[Aim] Give the entries back exactly, dropping each image.

★ ★ ★ ★

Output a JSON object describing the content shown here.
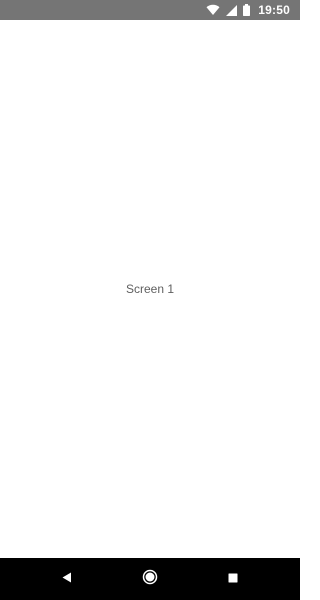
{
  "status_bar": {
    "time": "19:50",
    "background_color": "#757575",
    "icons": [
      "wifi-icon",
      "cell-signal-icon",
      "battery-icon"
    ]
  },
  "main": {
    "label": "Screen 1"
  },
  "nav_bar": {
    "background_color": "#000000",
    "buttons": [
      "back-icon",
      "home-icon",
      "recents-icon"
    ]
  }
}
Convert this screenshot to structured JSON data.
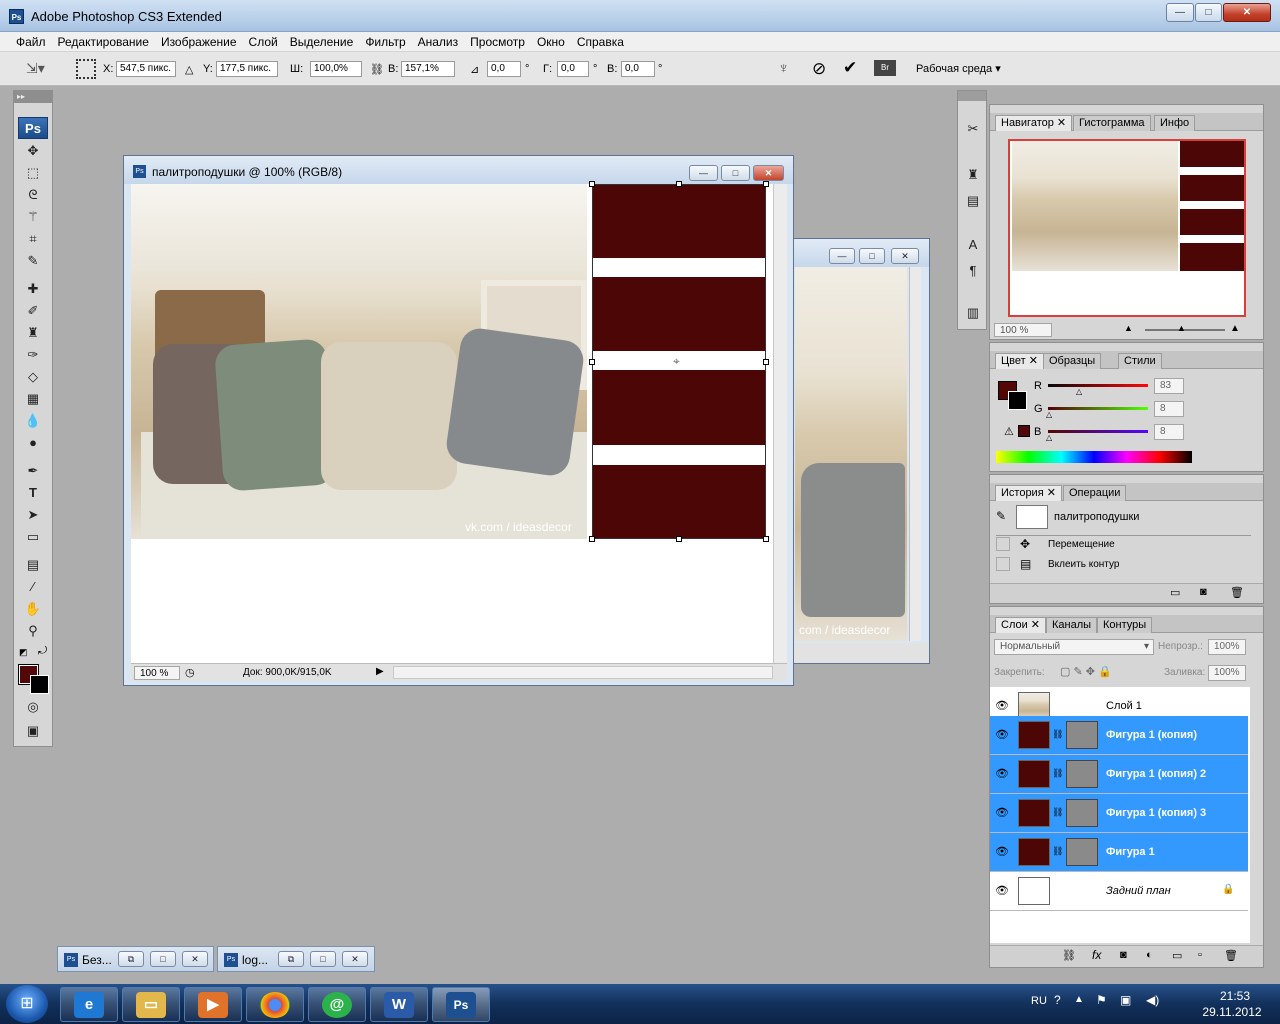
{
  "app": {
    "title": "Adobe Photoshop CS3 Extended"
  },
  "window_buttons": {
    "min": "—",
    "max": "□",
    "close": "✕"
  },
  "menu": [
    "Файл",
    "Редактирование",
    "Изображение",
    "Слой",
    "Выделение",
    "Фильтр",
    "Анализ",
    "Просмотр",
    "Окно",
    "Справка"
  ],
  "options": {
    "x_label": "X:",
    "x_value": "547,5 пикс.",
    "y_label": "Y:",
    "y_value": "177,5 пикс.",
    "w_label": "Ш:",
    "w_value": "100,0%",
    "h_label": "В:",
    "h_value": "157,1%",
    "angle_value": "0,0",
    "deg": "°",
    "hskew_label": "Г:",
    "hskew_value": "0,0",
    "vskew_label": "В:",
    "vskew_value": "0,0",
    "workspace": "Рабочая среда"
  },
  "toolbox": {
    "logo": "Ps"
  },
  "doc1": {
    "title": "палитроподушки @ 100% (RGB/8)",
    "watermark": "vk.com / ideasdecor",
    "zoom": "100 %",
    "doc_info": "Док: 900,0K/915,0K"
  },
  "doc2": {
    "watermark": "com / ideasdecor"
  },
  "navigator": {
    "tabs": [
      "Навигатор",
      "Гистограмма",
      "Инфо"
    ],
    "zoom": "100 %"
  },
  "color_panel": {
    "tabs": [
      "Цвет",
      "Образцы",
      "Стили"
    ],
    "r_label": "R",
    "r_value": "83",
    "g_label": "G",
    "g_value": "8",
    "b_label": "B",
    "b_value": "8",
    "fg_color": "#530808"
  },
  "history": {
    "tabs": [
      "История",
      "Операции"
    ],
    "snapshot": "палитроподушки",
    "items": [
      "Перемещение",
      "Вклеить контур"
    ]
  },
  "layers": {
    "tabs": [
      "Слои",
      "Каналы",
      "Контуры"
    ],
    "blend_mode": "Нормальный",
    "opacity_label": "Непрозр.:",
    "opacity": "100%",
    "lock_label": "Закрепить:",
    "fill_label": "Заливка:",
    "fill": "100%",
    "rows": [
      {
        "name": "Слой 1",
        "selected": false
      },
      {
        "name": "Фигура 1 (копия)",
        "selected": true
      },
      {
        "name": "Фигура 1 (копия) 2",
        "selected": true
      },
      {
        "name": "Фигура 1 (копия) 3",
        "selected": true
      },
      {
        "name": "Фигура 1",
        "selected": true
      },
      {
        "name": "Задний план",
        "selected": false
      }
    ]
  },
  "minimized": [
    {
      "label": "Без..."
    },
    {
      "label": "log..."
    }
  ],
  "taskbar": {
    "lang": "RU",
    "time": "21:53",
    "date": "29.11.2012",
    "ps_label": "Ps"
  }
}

★ ★ ★ ★

[Solution to this problem]
Output a JSON object describing the content shown here.
{
  "status_bar": {
    "time": "19:50",
    "background_color": "#757575",
    "icons": [
      "wifi-icon",
      "cell-signal-icon",
      "battery-icon"
    ]
  },
  "main": {
    "label": "Screen 1"
  },
  "nav_bar": {
    "background_color": "#000000",
    "buttons": [
      "back-icon",
      "home-icon",
      "recents-icon"
    ]
  }
}
Convert this screenshot to structured JSON data.
{
  "app": {
    "title": "Adobe Photoshop CS3 Extended"
  },
  "window_buttons": {
    "min": "—",
    "max": "□",
    "close": "✕"
  },
  "menu": [
    "Файл",
    "Редактирование",
    "Изображение",
    "Слой",
    "Выделение",
    "Фильтр",
    "Анализ",
    "Просмотр",
    "Окно",
    "Справка"
  ],
  "options": {
    "x_label": "X:",
    "x_value": "547,5 пикс.",
    "y_label": "Y:",
    "y_value": "177,5 пикс.",
    "w_label": "Ш:",
    "w_value": "100,0%",
    "h_label": "В:",
    "h_value": "157,1%",
    "angle_value": "0,0",
    "deg": "°",
    "hskew_label": "Г:",
    "hskew_value": "0,0",
    "vskew_label": "В:",
    "vskew_value": "0,0",
    "workspace": "Рабочая среда"
  },
  "toolbox": {
    "logo": "Ps"
  },
  "doc1": {
    "title": "палитроподушки @ 100% (RGB/8)",
    "watermark": "vk.com / ideasdecor",
    "zoom": "100 %",
    "doc_info": "Док: 900,0K/915,0K"
  },
  "doc2": {
    "watermark": "com / ideasdecor"
  },
  "navigator": {
    "tabs": [
      "Навигатор",
      "Гистограмма",
      "Инфо"
    ],
    "zoom": "100 %"
  },
  "color_panel": {
    "tabs": [
      "Цвет",
      "Образцы",
      "Стили"
    ],
    "r_label": "R",
    "r_value": "83",
    "g_label": "G",
    "g_value": "8",
    "b_label": "B",
    "b_value": "8",
    "fg_color": "#530808"
  },
  "history": {
    "tabs": [
      "История",
      "Операции"
    ],
    "snapshot": "палитроподушки",
    "items": [
      "Перемещение",
      "Вклеить контур"
    ]
  },
  "layers": {
    "tabs": [
      "Слои",
      "Каналы",
      "Контуры"
    ],
    "blend_mode": "Нормальный",
    "opacity_label": "Непрозр.:",
    "opacity": "100%",
    "lock_label": "Закрепить:",
    "fill_label": "Заливка:",
    "fill": "100%",
    "rows": [
      {
        "name": "Слой 1",
        "selected": false
      },
      {
        "name": "Фигура 1 (копия)",
        "selected": true
      },
      {
        "name": "Фигура 1 (копия) 2",
        "selected": true
      },
      {
        "name": "Фигура 1 (копия) 3",
        "selected": true
      },
      {
        "name": "Фигура 1",
        "selected": true
      },
      {
        "name": "Задний план",
        "selected": false
      }
    ]
  },
  "minimized": [
    {
      "label": "Без..."
    },
    {
      "label": "log..."
    }
  ],
  "taskbar": {
    "lang": "RU",
    "time": "21:53",
    "date": "29.11.2012",
    "ps_label": "Ps"
  }
}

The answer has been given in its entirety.